▶ 課題 1
本文によると、横浜市の幼稚園で面接と入園可否の決定が行われるのは毎年何月何日ですか。

++++++

「幼稚園決定」 2015年11月9日
横浜市にある幼稚園はほとんどが私立で、おそらく全ての幼稚園で、毎年10月15日が募集要項の配布開始、11月1日が面接と入園可否の決定がなされる日になっている。
ハルも無事、入園許可をもらった。
半年くらいの道のりだったが、結構な紆余曲折だった。
今年の3月頃、プレ幼稚園というものがあるから行った方がいいんじゃないか?と妻に促され、幼稚園探しを始める。
保育園に入るときには妻が一生懸命見学に行って探していたので、手を抜くわけにはいかない。
手始めにWebで調べてみると、4月の下旬頃からプレ幼稚園がいくつかの園で始まる。
住んでいる区内には13個の園がある(区役所のHP上)が、それぞれどんな幼稚園か知るために、まずは幼稚園のHPを探す。意外にもこのご時世でHPが無い幼稚園も多い。HPやネットでの口コミを見て、園の遊び場が充実していそうなところをピックアップすると、5園に絞られた。
そもそもプレ幼稚園は、およそ一月に1、2回くらいお遊戯をしたり、リズム体操をしたり、粘土で遊んだりというお遊び会を開いてくれて、親子でそれに参加する。
園によって参加費がかなり異なり、一回ごとに500円くらいのところもあれば、初期費用で10000円かかるところもある。
実は前科のあるハル。
4月中旬から参加した区のスポーツセンターでの体操教室(5000円也)では全10回のうち4回でリタイア。
行くたびに大泣きして、無理やり体育館に連れて行ってもすぐに帰ろうという始末。
自由遊びの時間は楽しそうに遊ぶけど、みんなで体操(音楽に合わせて踊ったりする)となると、壁際族になっていた。
さすがに可哀想だから、5回目からは行かなかった。
プレの参加費は入園した場合、返ってきたり、入園金に含まれていたりして、実質戻ってくる形になっている場合もある。
できるだけ多くの幼稚園の様子を見てみたいけれど、入る幼稚園は1つだけだし、経済事情的にも、前科者ハル的にも、あまりに高いところにはいけない。
ということで、プレに参加したのは2つ。
そのうち一つは、園バスが近くまで来ているが隣の区の幼稚園。
5月になり、1つ目のプレ幼稚園が始まる。
例年よりも参加者が多いらしく(予定の倍くらい来ていたらしい)、教室はパンパン。
その園は教員がクラスの数と同じ程度しかいないようで、園長先生と副園長先生、その日に手の空いている先生2、3人で行われていた。
9月まで全部で5回くらい参加したが、内容によってかなりハルの様子が違った。
体操教室でもそうだったのだけど、ダンスとかお遊戯系がとにかく苦手。
体を動かすことが嫌いなわけじゃなくて、プールの時はすごく楽しそうだった。紙芝居の時間は誰よりも真剣に聞いていた。スライムで遊ぼう、の回の時は、感触に尻込みする他の子をよそに、積極的に遊んでいた。
でも、音楽に合わせてみんなで同じ動きをするのが耐えられない様子だった。なんでこんな意味のないことをするの!?的な。
以前のエントリで妻が書いていたけど、「みんなこんなことやっちゃダメだよ!」という雰囲気すらあった。

++++++

▶ 課題 2
記録の冒頭から「y-tick-label: 0.75 [59,389,117,411]」を含む行までを、「top-left」を「upper-left」に差し替えて示してください。画像は答えに含めないでください。

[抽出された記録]
++++++

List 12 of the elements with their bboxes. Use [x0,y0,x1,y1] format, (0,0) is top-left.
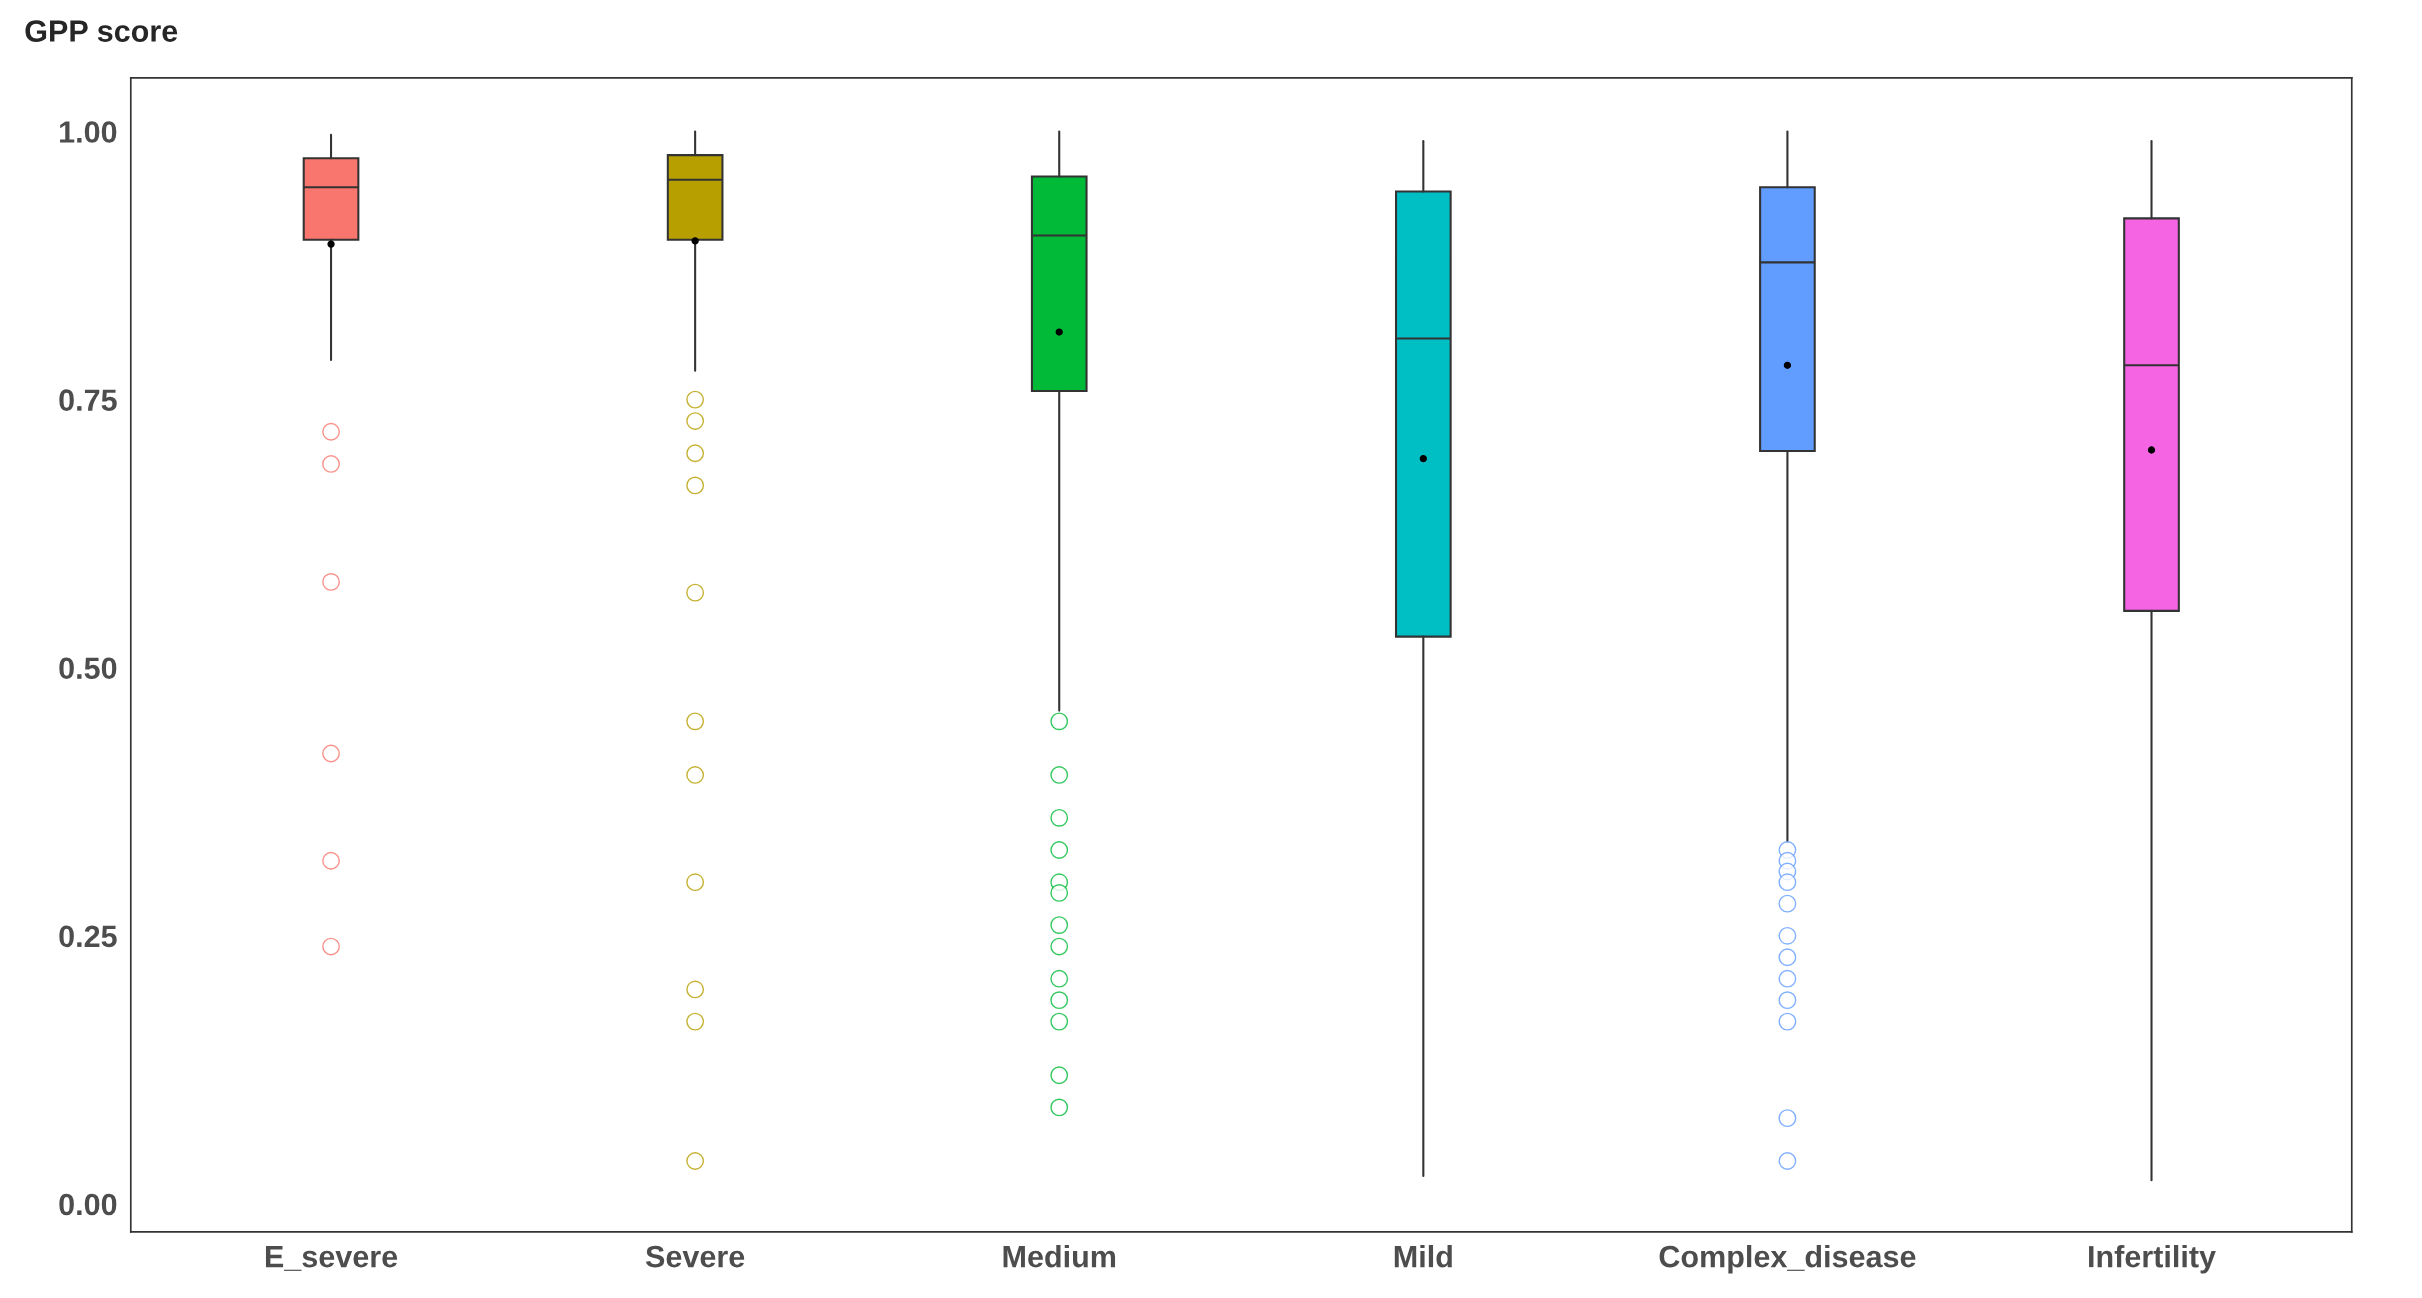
x-tick-label: Severe [645,1245,745,1268]
y-tick-label: 0.25 [59,925,117,948]
x-tick-label: Infertility [2089,1245,2216,1274]
y-tick-label: 0.00 [59,1193,117,1216]
x-tick-label: Complex_disease [1659,1245,1916,1274]
y-axis-title: GPP score [25,20,178,42]
x-tick-label: Medium [1003,1245,1116,1268]
y-tick-label: 1.00 [60,121,117,143]
y-tick-label: 0.75 [59,389,117,411]
x-tick-label: E_severe [265,1246,398,1271]
x-tick-label: Mild [1394,1245,1452,1268]
y-tick-label: 0.50 [59,657,117,680]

++++++

▶ 回答 1
毎年11月1日です。

▶ 回答 2
List 12 of the elements with their bboxes. Use [x0,y0,x1,y1] format, (0,0) is upper-left.
x-tick-label: Severe [645,1245,745,1268]
y-tick-label: 0.25 [59,925,117,948]
x-tick-label: Infertility [2089,1245,2216,1274]
y-tick-label: 0.00 [59,1193,117,1216]
x-tick-label: Complex_disease [1659,1245,1916,1274]
y-axis-title: GPP score [25,20,178,42]
x-tick-label: Medium [1003,1245,1116,1268]
y-tick-label: 1.00 [60,121,117,143]
y-tick-label: 0.75 [59,389,117,411]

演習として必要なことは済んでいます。